[Data excerpts]
● ● ● ● ●
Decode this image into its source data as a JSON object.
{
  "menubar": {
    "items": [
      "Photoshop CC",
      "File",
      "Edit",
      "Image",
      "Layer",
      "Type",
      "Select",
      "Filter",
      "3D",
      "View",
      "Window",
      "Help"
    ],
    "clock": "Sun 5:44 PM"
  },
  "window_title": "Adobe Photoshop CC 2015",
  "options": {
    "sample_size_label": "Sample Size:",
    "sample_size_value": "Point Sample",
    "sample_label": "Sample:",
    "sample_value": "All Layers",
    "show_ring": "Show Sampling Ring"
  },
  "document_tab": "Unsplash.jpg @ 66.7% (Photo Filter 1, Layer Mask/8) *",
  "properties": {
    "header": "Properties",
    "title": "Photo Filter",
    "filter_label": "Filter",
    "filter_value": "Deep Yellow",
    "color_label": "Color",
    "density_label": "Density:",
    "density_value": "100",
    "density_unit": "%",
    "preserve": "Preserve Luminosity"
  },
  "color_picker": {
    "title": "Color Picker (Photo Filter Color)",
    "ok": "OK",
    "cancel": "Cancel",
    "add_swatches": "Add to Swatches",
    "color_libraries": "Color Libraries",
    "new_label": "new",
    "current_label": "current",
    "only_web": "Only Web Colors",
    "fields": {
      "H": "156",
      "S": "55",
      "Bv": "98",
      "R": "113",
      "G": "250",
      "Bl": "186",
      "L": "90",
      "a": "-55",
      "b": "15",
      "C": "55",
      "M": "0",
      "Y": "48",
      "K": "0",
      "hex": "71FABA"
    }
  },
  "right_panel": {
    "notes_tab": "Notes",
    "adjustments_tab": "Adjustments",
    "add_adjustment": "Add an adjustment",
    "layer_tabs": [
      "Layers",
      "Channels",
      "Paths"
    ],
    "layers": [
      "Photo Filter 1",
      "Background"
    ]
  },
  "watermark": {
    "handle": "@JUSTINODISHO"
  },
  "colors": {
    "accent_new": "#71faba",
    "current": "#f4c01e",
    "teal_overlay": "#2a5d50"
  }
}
● ● ● ● ●
__WHAT TO PRODUCE__. Exact copies of all the records are required.

__COMPLETE RESPONSE__.
Decode this image into its source data as a JSON object.
{
  "menubar": {
    "items": [
      "Photoshop CC",
      "File",
      "Edit",
      "Image",
      "Layer",
      "Type",
      "Select",
      "Filter",
      "3D",
      "View",
      "Window",
      "Help"
    ],
    "clock": "Sun 5:44 PM"
  },
  "window_title": "Adobe Photoshop CC 2015",
  "options": {
    "sample_size_label": "Sample Size:",
    "sample_size_value": "Point Sample",
    "sample_label": "Sample:",
    "sample_value": "All Layers",
    "show_ring": "Show Sampling Ring"
  },
  "document_tab": "Unsplash.jpg @ 66.7% (Photo Filter 1, Layer Mask/8) *",
  "properties": {
    "header": "Properties",
    "title": "Photo Filter",
    "filter_label": "Filter",
    "filter_value": "Deep Yellow",
    "color_label": "Color",
    "density_label": "Density:",
    "density_value": "100",
    "density_unit": "%",
    "preserve": "Preserve Luminosity"
  },
  "color_picker": {
    "title": "Color Picker (Photo Filter Color)",
    "ok": "OK",
    "cancel": "Cancel",
    "add_swatches": "Add to Swatches",
    "color_libraries": "Color Libraries",
    "new_label": "new",
    "current_label": "current",
    "only_web": "Only Web Colors",
    "fields": {
      "H": "156",
      "S": "55",
      "Bv": "98",
      "R": "113",
      "G": "250",
      "Bl": "186",
      "L": "90",
      "a": "-55",
      "b": "15",
      "C": "55",
      "M": "0",
      "Y": "48",
      "K": "0",
      "hex": "71FABA"
    }
  },
  "right_panel": {
    "notes_tab": "Notes",
    "adjustments_tab": "Adjustments",
    "add_adjustment": "Add an adjustment",
    "layer_tabs": [
      "Layers",
      "Channels",
      "Paths"
    ],
    "layers": [
      "Photo Filter 1",
      "Background"
    ]
  },
  "watermark": {
    "handle": "@JUSTINODISHO"
  },
  "colors": {
    "accent_new": "#71faba",
    "current": "#f4c01e",
    "teal_overlay": "#2a5d50"
  }
}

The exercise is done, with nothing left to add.